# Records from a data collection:
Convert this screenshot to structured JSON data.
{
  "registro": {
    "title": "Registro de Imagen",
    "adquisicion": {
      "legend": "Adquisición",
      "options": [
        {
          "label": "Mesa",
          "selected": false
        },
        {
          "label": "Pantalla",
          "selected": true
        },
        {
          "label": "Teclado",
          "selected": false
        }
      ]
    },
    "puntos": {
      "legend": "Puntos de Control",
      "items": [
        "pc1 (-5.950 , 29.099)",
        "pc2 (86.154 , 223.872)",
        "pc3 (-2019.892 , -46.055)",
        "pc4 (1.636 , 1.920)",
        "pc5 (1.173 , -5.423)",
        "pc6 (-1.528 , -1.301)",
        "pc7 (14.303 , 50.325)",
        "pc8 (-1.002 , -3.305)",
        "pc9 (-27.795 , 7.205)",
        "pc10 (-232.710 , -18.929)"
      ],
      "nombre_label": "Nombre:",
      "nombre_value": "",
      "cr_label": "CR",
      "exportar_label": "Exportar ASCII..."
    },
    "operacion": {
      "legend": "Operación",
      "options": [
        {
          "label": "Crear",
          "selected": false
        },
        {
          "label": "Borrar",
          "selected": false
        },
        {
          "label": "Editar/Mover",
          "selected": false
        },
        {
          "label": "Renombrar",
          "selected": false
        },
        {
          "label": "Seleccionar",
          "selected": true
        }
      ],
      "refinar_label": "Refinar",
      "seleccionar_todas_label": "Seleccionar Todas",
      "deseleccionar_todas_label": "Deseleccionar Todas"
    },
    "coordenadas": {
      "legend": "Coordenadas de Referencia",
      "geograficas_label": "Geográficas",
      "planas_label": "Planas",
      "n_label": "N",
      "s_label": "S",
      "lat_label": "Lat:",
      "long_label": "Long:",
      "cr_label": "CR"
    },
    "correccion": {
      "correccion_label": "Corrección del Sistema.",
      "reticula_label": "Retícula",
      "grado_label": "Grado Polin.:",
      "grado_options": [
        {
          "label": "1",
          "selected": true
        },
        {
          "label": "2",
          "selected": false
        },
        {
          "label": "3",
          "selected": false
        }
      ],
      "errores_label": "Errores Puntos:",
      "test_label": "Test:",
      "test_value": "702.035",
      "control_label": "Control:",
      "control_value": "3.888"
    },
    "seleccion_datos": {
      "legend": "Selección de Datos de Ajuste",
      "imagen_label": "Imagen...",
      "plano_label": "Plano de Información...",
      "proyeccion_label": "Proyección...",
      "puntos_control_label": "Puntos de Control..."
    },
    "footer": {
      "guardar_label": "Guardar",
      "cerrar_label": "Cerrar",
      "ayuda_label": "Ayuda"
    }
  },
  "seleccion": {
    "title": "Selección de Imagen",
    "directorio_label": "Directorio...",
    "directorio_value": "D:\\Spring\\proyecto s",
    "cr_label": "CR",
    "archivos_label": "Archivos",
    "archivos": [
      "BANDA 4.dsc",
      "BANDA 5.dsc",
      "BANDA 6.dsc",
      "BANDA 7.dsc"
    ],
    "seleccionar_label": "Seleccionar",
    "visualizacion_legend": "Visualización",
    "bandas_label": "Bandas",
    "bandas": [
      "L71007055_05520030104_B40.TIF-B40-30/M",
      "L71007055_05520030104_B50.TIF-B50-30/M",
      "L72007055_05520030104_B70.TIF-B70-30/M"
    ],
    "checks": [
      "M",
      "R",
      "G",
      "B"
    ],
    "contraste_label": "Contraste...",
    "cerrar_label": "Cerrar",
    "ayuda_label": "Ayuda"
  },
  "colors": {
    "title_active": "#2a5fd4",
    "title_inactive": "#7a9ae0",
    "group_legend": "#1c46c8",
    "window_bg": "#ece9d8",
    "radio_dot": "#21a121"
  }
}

# Problem to solve:
Set out the complete listing exactly as shown.

# Response to this exercise:
Convert this screenshot to structured JSON data.
{
  "registro": {
    "title": "Registro de Imagen",
    "adquisicion": {
      "legend": "Adquisición",
      "options": [
        {
          "label": "Mesa",
          "selected": false
        },
        {
          "label": "Pantalla",
          "selected": true
        },
        {
          "label": "Teclado",
          "selected": false
        }
      ]
    },
    "puntos": {
      "legend": "Puntos de Control",
      "items": [
        "pc1 (-5.950 , 29.099)",
        "pc2 (86.154 , 223.872)",
        "pc3 (-2019.892 , -46.055)",
        "pc4 (1.636 , 1.920)",
        "pc5 (1.173 , -5.423)",
        "pc6 (-1.528 , -1.301)",
        "pc7 (14.303 , 50.325)",
        "pc8 (-1.002 , -3.305)",
        "pc9 (-27.795 , 7.205)",
        "pc10 (-232.710 , -18.929)"
      ],
      "nombre_label": "Nombre:",
      "nombre_value": "",
      "cr_label": "CR",
      "exportar_label": "Exportar ASCII..."
    },
    "operacion": {
      "legend": "Operación",
      "options": [
        {
          "label": "Crear",
          "selected": false
        },
        {
          "label": "Borrar",
          "selected": false
        },
        {
          "label": "Editar/Mover",
          "selected": false
        },
        {
          "label": "Renombrar",
          "selected": false
        },
        {
          "label": "Seleccionar",
          "selected": true
        }
      ],
      "refinar_label": "Refinar",
      "seleccionar_todas_label": "Seleccionar Todas",
      "deseleccionar_todas_label": "Deseleccionar Todas"
    },
    "coordenadas": {
      "legend": "Coordenadas de Referencia",
      "geograficas_label": "Geográficas",
      "planas_label": "Planas",
      "n_label": "N",
      "s_label": "S",
      "lat_label": "Lat:",
      "long_label": "Long:",
      "cr_label": "CR"
    },
    "correccion": {
      "correccion_label": "Corrección del Sistema.",
      "reticula_label": "Retícula",
      "grado_label": "Grado Polin.:",
      "grado_options": [
        {
          "label": "1",
          "selected": true
        },
        {
          "label": "2",
          "selected": false
        },
        {
          "label": "3",
          "selected": false
        }
      ],
      "errores_label": "Errores Puntos:",
      "test_label": "Test:",
      "test_value": "702.035",
      "control_label": "Control:",
      "control_value": "3.888"
    },
    "seleccion_datos": {
      "legend": "Selección de Datos de Ajuste",
      "imagen_label": "Imagen...",
      "plano_label": "Plano de Información...",
      "proyeccion_label": "Proyección...",
      "puntos_control_label": "Puntos de Control..."
    },
    "footer": {
      "guardar_label": "Guardar",
      "cerrar_label": "Cerrar",
      "ayuda_label": "Ayuda"
    }
  },
  "seleccion": {
    "title": "Selección de Imagen",
    "directorio_label": "Directorio...",
    "directorio_value": "D:\\Spring\\proyecto s",
    "cr_label": "CR",
    "archivos_label": "Archivos",
    "archivos": [
      "BANDA 4.dsc",
      "BANDA 5.dsc",
      "BANDA 6.dsc",
      "BANDA 7.dsc"
    ],
    "seleccionar_label": "Seleccionar",
    "visualizacion_legend": "Visualización",
    "bandas_label": "Bandas",
    "bandas": [
      "L71007055_05520030104_B40.TIF-B40-30/M",
      "L71007055_05520030104_B50.TIF-B50-30/M",
      "L72007055_05520030104_B70.TIF-B70-30/M"
    ],
    "checks": [
      "M",
      "R",
      "G",
      "B"
    ],
    "contraste_label": "Contraste...",
    "cerrar_label": "Cerrar",
    "ayuda_label": "Ayuda"
  },
  "colors": {
    "title_active": "#2a5fd4",
    "title_inactive": "#7a9ae0",
    "group_legend": "#1c46c8",
    "window_bg": "#ece9d8",
    "radio_dot": "#21a121"
  }
}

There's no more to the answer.